— begin —

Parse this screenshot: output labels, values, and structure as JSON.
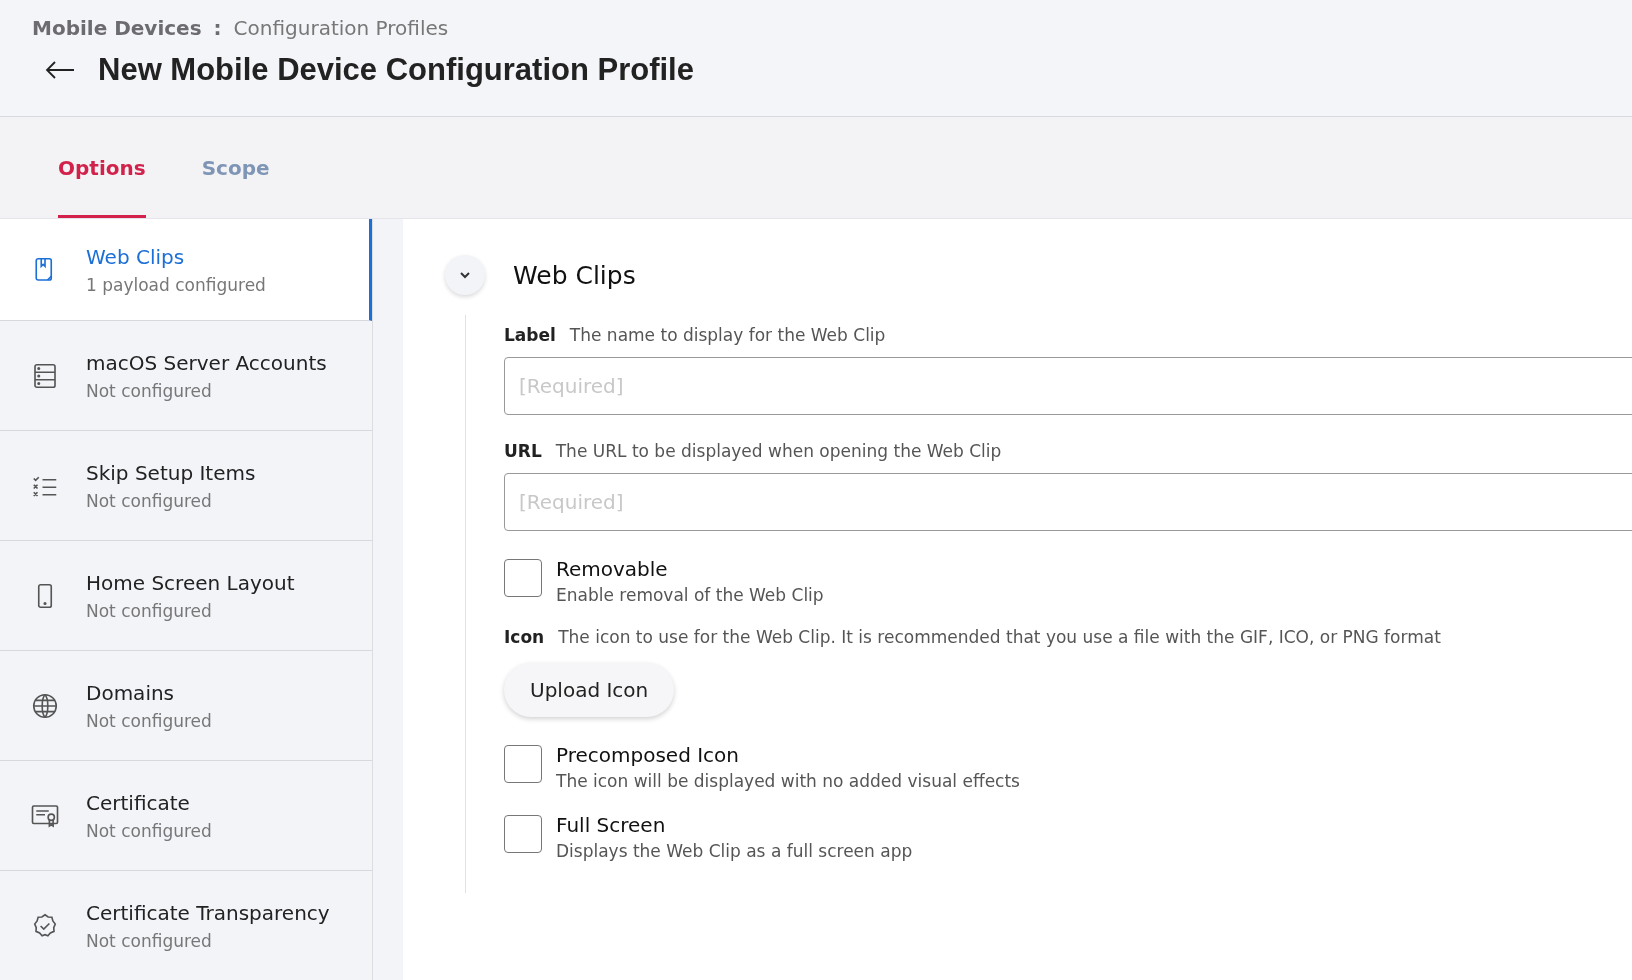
{
  "breadcrumb": {
    "parent": "Mobile Devices",
    "separator": ":",
    "current": "Configuration Profiles"
  },
  "page_title": "New Mobile Device Configuration Profile",
  "tabs": [
    {
      "label": "Options",
      "selected": true
    },
    {
      "label": "Scope",
      "selected": false
    }
  ],
  "sidebar": {
    "items": [
      {
        "title": "Web Clips",
        "status": "1 payload configured",
        "selected": true
      },
      {
        "title": "macOS Server Accounts",
        "status": "Not configured",
        "selected": false
      },
      {
        "title": "Skip Setup Items",
        "status": "Not configured",
        "selected": false
      },
      {
        "title": "Home Screen Layout",
        "status": "Not configured",
        "selected": false
      },
      {
        "title": "Domains",
        "status": "Not configured",
        "selected": false
      },
      {
        "title": "Certificate",
        "status": "Not configured",
        "selected": false
      },
      {
        "title": "Certificate Transparency",
        "status": "Not configured",
        "selected": false
      }
    ]
  },
  "section": {
    "title": "Web Clips",
    "expanded": true,
    "fields": [
      {
        "kind": "text",
        "label": "Label",
        "description": "The name to display for the Web Clip",
        "placeholder": "[Required]"
      },
      {
        "kind": "text",
        "label": "URL",
        "description": "The URL to be displayed when opening the Web Clip",
        "placeholder": "[Required]"
      },
      {
        "kind": "checkbox",
        "label": "Removable",
        "description": "Enable removal of the Web Clip",
        "checked": false
      },
      {
        "kind": "upload",
        "label": "Icon",
        "description": "The icon to use for the Web Clip. It is recommended that you use a file with the GIF, ICO, or PNG format",
        "button": "Upload Icon"
      },
      {
        "kind": "checkbox",
        "label": "Precomposed Icon",
        "description": "The icon will be displayed with no added visual effects",
        "checked": false
      },
      {
        "kind": "checkbox",
        "label": "Full Screen",
        "description": "Displays the Web Clip as a full screen app",
        "checked": false
      }
    ]
  }
}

— end —

§ PROBLEM DETAILS
Repeat each line of the records above exactly, but do not copy the pictures.

§ RESPONSE BELOW
Parse this screenshot: output labels, values, and structure as JSON.
{
  "breadcrumb": {
    "parent": "Mobile Devices",
    "separator": ":",
    "current": "Configuration Profiles"
  },
  "page_title": "New Mobile Device Configuration Profile",
  "tabs": [
    {
      "label": "Options",
      "selected": true
    },
    {
      "label": "Scope",
      "selected": false
    }
  ],
  "sidebar": {
    "items": [
      {
        "title": "Web Clips",
        "status": "1 payload configured",
        "selected": true
      },
      {
        "title": "macOS Server Accounts",
        "status": "Not configured",
        "selected": false
      },
      {
        "title": "Skip Setup Items",
        "status": "Not configured",
        "selected": false
      },
      {
        "title": "Home Screen Layout",
        "status": "Not configured",
        "selected": false
      },
      {
        "title": "Domains",
        "status": "Not configured",
        "selected": false
      },
      {
        "title": "Certificate",
        "status": "Not configured",
        "selected": false
      },
      {
        "title": "Certificate Transparency",
        "status": "Not configured",
        "selected": false
      }
    ]
  },
  "section": {
    "title": "Web Clips",
    "expanded": true,
    "fields": [
      {
        "kind": "text",
        "label": "Label",
        "description": "The name to display for the Web Clip",
        "placeholder": "[Required]"
      },
      {
        "kind": "text",
        "label": "URL",
        "description": "The URL to be displayed when opening the Web Clip",
        "placeholder": "[Required]"
      },
      {
        "kind": "checkbox",
        "label": "Removable",
        "description": "Enable removal of the Web Clip",
        "checked": false
      },
      {
        "kind": "upload",
        "label": "Icon",
        "description": "The icon to use for the Web Clip. It is recommended that you use a file with the GIF, ICO, or PNG format",
        "button": "Upload Icon"
      },
      {
        "kind": "checkbox",
        "label": "Precomposed Icon",
        "description": "The icon will be displayed with no added visual effects",
        "checked": false
      },
      {
        "kind": "checkbox",
        "label": "Full Screen",
        "description": "Displays the Web Clip as a full screen app",
        "checked": false
      }
    ]
  }
}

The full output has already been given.